**MATERIAL FOR THIS TASK**:
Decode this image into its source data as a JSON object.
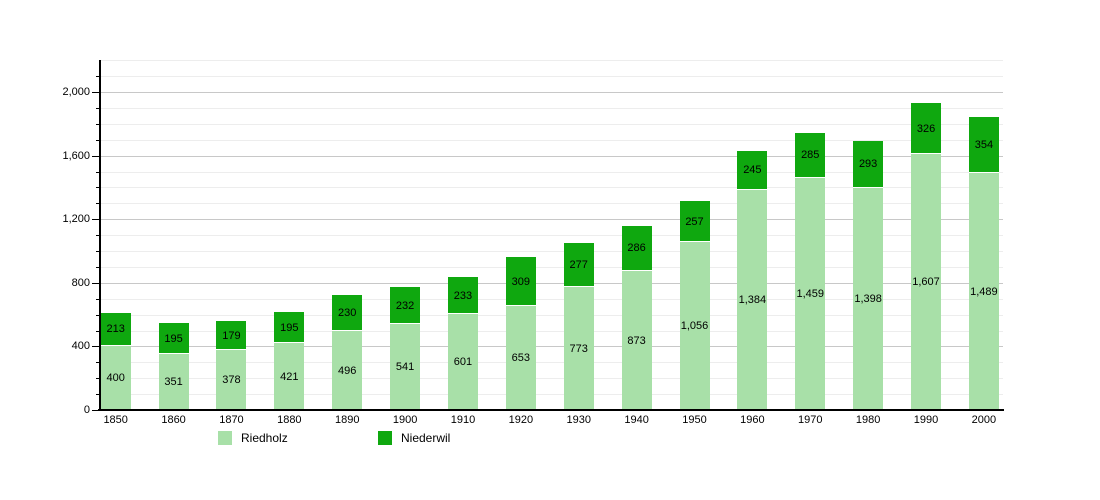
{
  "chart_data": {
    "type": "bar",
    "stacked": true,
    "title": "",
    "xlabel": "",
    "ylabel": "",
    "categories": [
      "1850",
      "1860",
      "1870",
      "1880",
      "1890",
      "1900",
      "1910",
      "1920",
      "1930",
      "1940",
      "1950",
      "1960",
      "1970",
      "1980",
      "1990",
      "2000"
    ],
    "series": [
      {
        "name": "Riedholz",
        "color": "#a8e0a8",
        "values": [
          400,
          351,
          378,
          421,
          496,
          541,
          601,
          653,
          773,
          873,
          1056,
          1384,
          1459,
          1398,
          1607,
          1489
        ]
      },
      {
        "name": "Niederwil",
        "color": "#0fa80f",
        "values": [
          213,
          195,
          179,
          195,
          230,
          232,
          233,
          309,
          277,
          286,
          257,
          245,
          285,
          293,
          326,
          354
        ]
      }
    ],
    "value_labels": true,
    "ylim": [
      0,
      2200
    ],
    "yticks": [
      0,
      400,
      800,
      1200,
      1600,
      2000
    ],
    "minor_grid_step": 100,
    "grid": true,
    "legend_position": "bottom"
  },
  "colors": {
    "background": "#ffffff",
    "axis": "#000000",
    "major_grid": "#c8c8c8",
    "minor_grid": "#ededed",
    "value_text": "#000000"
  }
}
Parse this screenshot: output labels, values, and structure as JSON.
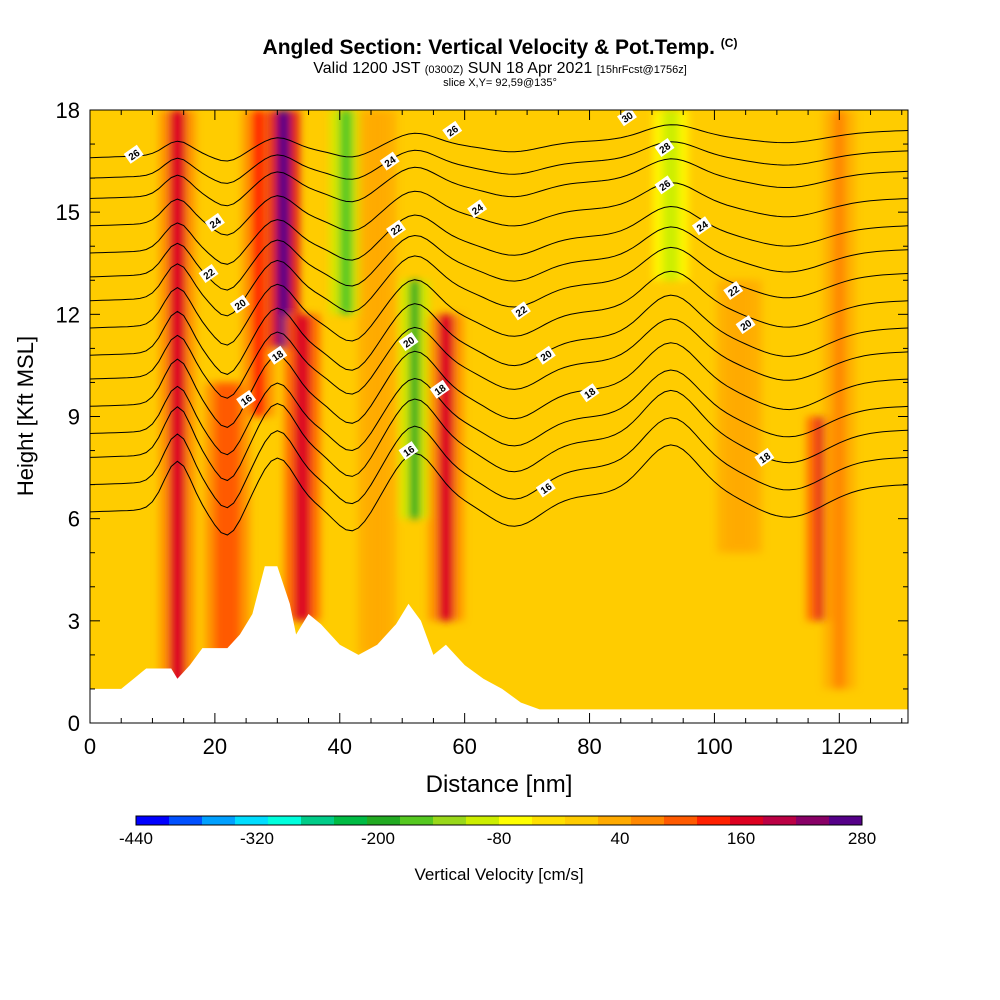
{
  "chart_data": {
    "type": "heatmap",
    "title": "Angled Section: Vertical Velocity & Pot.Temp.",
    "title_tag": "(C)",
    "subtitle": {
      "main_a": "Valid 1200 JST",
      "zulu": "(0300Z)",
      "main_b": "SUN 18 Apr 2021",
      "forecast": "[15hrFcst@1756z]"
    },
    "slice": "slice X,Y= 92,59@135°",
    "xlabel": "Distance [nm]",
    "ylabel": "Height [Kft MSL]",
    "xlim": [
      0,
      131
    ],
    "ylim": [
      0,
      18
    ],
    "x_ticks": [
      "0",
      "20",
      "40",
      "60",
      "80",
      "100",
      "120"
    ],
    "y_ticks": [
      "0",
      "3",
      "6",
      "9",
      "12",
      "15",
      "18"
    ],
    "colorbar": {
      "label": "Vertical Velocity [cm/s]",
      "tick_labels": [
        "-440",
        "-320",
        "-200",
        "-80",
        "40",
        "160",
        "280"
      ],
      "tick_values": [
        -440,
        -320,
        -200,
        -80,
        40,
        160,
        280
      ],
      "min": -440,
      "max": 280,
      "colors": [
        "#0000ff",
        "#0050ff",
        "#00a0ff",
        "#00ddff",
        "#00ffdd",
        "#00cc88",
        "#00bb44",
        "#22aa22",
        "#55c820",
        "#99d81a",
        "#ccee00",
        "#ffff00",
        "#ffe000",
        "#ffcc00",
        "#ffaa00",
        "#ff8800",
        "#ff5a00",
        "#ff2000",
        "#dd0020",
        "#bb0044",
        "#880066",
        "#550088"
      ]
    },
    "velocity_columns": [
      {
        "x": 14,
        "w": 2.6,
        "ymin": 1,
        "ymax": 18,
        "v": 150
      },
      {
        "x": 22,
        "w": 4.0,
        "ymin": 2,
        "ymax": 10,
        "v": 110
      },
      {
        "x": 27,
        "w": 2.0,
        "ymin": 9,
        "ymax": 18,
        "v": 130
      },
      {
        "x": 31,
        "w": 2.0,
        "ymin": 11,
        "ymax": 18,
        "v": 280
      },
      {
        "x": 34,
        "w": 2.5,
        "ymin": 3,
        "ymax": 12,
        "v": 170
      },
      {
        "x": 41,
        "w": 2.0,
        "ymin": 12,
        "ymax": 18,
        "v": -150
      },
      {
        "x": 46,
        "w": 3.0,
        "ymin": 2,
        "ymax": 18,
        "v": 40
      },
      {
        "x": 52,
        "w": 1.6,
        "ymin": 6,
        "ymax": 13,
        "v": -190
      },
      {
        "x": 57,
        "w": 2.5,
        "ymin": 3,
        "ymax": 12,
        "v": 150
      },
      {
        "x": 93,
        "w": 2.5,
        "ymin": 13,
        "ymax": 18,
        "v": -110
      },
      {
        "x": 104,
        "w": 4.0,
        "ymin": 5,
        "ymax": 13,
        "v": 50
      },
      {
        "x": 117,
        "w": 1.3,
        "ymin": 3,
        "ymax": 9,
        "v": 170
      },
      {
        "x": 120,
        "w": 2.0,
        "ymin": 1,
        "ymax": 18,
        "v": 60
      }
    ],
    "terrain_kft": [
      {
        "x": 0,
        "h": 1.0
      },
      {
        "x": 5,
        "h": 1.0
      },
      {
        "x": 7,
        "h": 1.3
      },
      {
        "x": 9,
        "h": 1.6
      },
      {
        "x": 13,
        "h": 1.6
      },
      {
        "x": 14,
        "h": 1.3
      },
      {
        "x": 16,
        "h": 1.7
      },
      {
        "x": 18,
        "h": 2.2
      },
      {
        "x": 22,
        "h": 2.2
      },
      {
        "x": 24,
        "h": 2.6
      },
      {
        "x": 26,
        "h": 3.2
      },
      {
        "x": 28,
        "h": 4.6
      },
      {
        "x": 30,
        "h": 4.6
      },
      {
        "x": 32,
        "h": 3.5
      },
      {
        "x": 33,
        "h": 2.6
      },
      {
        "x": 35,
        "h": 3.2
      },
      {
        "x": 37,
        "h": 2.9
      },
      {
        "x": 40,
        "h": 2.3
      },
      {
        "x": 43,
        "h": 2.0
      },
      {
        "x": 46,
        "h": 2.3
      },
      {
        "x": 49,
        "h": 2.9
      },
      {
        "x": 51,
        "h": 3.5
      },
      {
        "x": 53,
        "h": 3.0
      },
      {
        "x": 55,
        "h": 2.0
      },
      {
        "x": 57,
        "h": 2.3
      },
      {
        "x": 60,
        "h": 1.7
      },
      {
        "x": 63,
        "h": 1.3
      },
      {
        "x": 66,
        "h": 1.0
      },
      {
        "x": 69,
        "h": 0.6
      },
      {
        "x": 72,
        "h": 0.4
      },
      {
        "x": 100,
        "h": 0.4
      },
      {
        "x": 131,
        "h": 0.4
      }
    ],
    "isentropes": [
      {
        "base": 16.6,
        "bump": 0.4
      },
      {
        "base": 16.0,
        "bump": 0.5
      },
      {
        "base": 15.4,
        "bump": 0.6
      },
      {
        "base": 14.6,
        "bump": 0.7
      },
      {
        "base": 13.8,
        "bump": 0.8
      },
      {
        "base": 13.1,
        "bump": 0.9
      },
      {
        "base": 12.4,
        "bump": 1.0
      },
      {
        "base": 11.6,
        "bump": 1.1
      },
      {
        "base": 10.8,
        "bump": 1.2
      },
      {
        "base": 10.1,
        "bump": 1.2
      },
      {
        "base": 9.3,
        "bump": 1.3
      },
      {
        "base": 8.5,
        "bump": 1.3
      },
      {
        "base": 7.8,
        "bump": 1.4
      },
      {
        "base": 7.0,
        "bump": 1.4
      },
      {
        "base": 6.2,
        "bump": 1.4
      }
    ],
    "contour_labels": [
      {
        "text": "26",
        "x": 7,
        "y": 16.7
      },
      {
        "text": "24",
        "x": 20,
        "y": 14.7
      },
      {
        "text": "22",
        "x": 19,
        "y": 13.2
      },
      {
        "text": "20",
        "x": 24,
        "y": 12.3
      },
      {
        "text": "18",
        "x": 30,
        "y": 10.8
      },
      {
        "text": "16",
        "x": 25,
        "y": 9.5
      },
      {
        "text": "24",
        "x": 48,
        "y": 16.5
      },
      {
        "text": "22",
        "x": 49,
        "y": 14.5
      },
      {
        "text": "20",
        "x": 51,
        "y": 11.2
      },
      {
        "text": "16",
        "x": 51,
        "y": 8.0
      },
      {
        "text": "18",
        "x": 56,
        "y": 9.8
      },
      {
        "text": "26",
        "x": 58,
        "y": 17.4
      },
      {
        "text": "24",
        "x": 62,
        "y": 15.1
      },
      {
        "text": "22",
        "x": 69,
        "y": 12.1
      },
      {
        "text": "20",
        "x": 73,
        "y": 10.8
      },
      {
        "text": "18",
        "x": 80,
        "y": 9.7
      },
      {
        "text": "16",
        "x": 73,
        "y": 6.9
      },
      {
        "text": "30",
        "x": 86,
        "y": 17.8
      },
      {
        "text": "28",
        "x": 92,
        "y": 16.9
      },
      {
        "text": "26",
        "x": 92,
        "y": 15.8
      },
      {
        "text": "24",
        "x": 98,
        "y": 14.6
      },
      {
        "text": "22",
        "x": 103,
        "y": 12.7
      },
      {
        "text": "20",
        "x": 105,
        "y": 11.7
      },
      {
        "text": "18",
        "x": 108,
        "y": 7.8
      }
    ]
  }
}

**EXERCISE DESCRIPTION**:
Look through the entries and work out how many lines have the word "true" in them; reply with that number only.

**COMPLETE OUTPUT**:
3